List each line of the data in which the string "direction" appears.

**** DATA IN THIS EXERCISE ****

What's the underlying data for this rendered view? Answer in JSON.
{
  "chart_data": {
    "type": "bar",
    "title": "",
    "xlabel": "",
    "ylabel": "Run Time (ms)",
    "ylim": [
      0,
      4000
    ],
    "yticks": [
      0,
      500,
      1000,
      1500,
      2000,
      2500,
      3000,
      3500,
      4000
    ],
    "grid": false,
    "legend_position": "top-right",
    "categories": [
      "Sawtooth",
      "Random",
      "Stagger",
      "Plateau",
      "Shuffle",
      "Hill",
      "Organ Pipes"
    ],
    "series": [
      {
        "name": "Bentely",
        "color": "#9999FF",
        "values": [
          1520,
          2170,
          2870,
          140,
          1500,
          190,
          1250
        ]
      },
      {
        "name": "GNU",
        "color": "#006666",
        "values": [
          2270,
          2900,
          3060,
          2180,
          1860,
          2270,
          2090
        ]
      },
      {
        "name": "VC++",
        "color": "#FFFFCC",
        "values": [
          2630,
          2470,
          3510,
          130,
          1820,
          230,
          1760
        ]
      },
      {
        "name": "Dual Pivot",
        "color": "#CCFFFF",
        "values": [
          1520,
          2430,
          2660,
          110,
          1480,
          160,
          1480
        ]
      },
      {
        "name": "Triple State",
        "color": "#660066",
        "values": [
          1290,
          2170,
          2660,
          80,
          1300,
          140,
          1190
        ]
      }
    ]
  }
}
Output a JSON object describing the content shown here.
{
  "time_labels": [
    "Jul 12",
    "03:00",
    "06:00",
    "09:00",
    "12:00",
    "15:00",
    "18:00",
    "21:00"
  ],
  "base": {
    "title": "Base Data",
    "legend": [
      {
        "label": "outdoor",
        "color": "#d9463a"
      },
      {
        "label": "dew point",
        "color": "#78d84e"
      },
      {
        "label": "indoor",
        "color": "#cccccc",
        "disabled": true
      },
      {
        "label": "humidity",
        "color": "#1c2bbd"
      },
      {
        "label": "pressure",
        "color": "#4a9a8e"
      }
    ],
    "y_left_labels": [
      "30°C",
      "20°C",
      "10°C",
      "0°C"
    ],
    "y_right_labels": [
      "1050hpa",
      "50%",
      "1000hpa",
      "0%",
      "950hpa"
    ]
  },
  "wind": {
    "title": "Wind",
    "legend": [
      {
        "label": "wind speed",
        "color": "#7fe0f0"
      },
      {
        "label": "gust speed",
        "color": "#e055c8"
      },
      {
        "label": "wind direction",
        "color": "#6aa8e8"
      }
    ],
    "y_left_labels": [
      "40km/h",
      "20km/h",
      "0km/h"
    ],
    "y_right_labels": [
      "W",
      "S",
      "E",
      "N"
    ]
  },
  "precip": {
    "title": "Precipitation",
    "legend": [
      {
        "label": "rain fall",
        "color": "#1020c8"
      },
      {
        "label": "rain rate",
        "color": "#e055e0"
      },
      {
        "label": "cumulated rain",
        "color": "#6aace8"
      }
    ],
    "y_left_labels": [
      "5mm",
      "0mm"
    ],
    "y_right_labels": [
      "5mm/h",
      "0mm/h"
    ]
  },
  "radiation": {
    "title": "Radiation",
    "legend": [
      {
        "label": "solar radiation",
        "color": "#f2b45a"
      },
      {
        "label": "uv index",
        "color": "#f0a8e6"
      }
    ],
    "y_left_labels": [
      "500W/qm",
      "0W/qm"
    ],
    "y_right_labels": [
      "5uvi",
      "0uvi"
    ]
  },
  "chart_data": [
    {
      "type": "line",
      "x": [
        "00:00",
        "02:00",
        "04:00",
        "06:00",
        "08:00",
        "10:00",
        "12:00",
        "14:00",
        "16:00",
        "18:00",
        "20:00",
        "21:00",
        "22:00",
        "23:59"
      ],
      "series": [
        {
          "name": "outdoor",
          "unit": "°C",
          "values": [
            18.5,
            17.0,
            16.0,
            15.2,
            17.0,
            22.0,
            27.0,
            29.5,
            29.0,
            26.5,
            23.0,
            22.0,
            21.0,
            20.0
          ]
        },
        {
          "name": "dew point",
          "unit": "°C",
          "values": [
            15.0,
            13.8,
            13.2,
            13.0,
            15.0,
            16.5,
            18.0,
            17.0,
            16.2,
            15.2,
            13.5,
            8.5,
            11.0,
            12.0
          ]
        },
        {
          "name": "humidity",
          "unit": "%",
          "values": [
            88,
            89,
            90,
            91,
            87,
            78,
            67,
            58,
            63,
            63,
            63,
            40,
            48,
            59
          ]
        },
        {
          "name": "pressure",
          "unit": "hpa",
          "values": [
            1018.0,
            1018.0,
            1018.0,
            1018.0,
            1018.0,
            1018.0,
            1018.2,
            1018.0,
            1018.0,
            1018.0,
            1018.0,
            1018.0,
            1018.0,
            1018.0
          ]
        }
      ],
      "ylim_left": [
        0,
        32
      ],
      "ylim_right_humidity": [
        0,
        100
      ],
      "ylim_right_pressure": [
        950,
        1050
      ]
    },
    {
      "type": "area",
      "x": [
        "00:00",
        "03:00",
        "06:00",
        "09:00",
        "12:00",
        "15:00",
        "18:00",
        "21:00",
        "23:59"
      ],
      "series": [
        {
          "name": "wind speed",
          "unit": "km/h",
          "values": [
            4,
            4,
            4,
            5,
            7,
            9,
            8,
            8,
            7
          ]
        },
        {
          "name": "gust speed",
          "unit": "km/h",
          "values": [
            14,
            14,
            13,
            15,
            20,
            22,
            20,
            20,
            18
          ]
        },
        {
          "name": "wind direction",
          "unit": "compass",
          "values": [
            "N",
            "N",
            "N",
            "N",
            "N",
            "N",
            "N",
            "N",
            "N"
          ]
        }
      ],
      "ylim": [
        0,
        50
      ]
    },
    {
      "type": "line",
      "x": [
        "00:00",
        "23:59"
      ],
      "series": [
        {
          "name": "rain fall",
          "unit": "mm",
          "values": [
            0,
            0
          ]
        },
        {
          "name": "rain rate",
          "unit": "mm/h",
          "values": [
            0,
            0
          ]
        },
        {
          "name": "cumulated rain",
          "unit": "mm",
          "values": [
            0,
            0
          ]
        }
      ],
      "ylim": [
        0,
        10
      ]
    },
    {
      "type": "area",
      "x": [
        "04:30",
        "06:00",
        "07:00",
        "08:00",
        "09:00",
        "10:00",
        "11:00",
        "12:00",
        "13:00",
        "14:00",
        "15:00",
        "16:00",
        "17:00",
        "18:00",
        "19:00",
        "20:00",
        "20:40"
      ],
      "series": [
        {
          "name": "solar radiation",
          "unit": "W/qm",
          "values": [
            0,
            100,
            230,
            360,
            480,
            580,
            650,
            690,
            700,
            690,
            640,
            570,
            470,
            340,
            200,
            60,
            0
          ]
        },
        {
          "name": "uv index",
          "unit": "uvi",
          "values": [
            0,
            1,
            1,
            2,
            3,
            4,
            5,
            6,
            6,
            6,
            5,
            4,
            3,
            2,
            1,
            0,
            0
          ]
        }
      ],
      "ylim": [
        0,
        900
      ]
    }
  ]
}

****

SOLUTION TO THIS TASK:
        "label": "wind direction",
          "name": "wind direction",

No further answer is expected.